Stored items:
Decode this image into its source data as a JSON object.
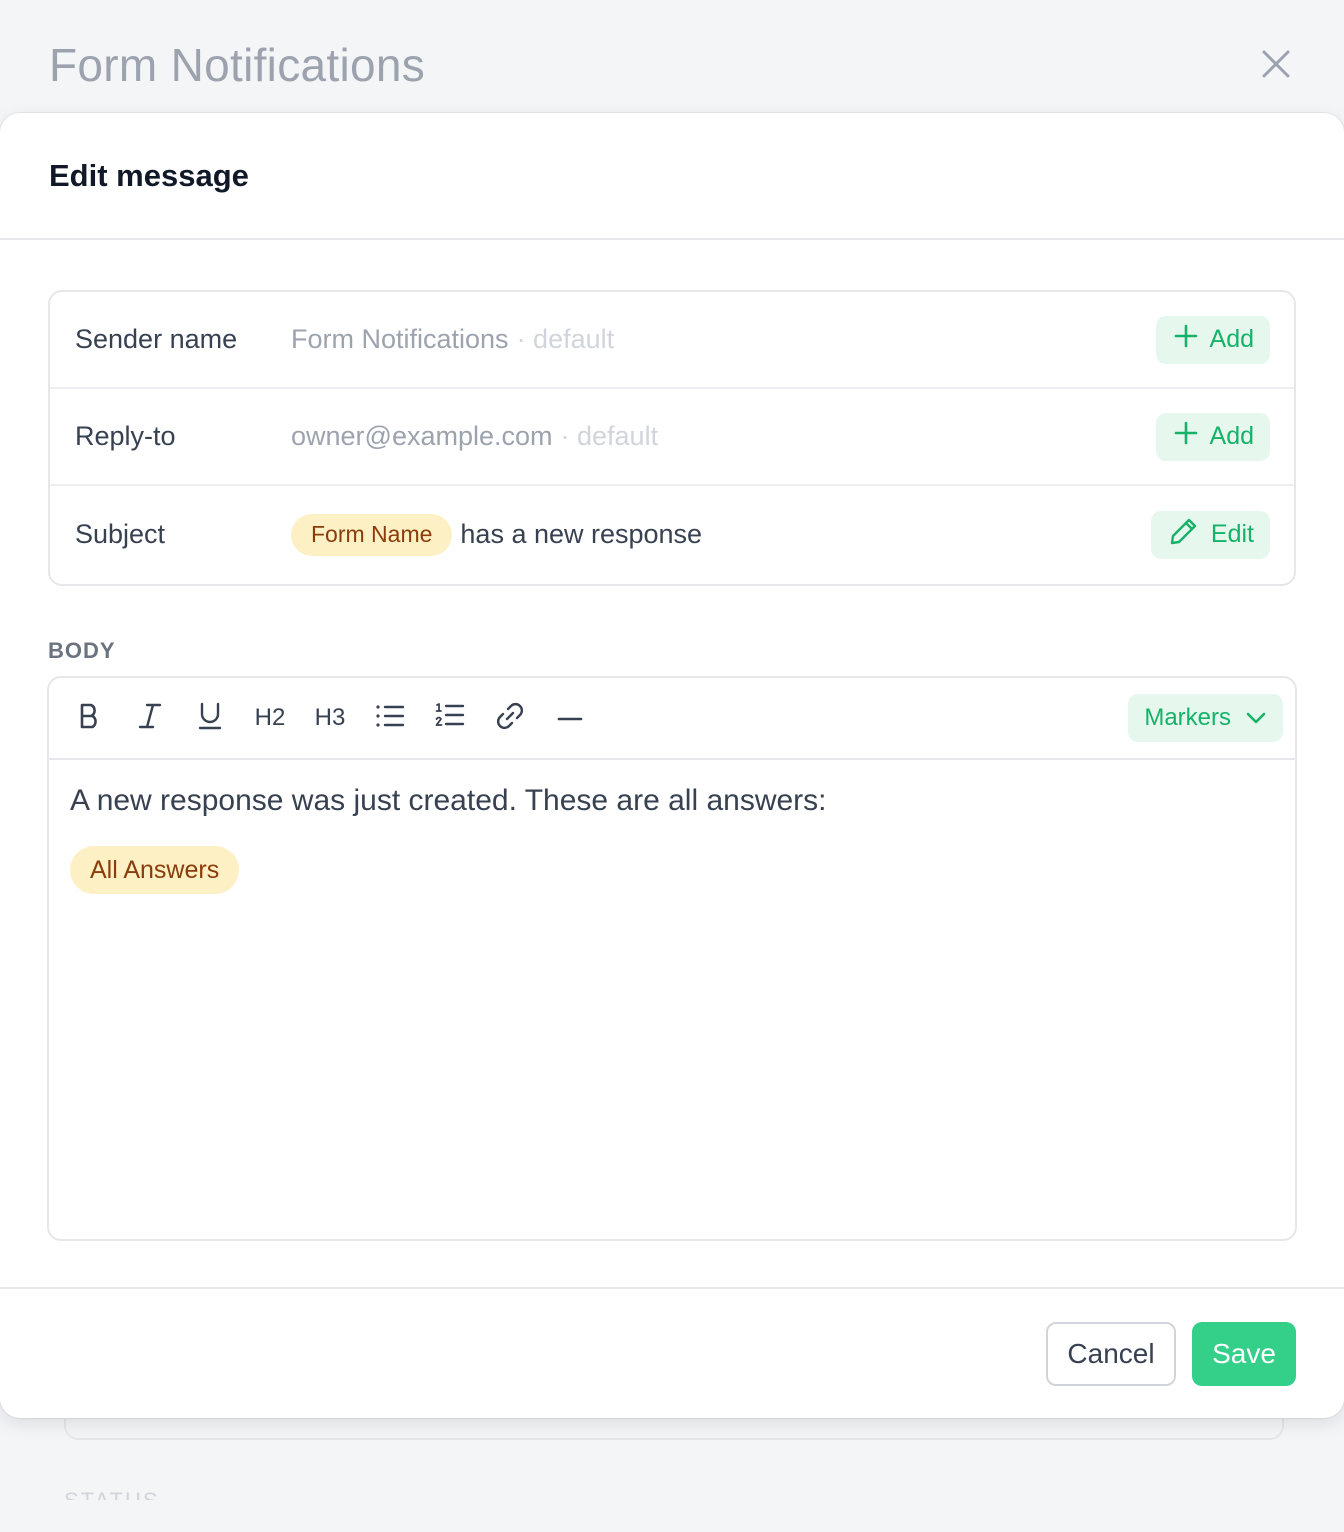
{
  "background": {
    "title": "Form Notifications",
    "status_label": "STATUS"
  },
  "modal": {
    "title": "Edit message",
    "fields": [
      {
        "label": "Sender name",
        "value": "Form Notifications",
        "suffix": "· default",
        "button": "Add",
        "button_icon": "plus-icon"
      },
      {
        "label": "Reply-to",
        "value": "owner@example.com",
        "suffix": "· default",
        "button": "Add",
        "button_icon": "plus-icon"
      },
      {
        "label": "Subject",
        "marker": "Form Name",
        "value": "has a new response",
        "button": "Edit",
        "button_icon": "pencil-icon"
      }
    ],
    "body_label": "BODY",
    "toolbar": {
      "heading2": "H2",
      "heading3": "H3",
      "markers_label": "Markers"
    },
    "body_text": "A new response was just created. These are all answers:",
    "body_marker": "All Answers",
    "cancel_label": "Cancel",
    "save_label": "Save"
  },
  "colors": {
    "accent": "#16b26a",
    "accent_bg": "#e6f7ee",
    "save_bg": "#34d08a",
    "marker_bg": "#fdf0c4",
    "marker_text": "#8a3c0a"
  }
}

## Task to carry out
Select all lines in the listing above where the word "title" appears, and show them.

## Task solution
    "title": "Form Notifications",
    "title": "Edit message",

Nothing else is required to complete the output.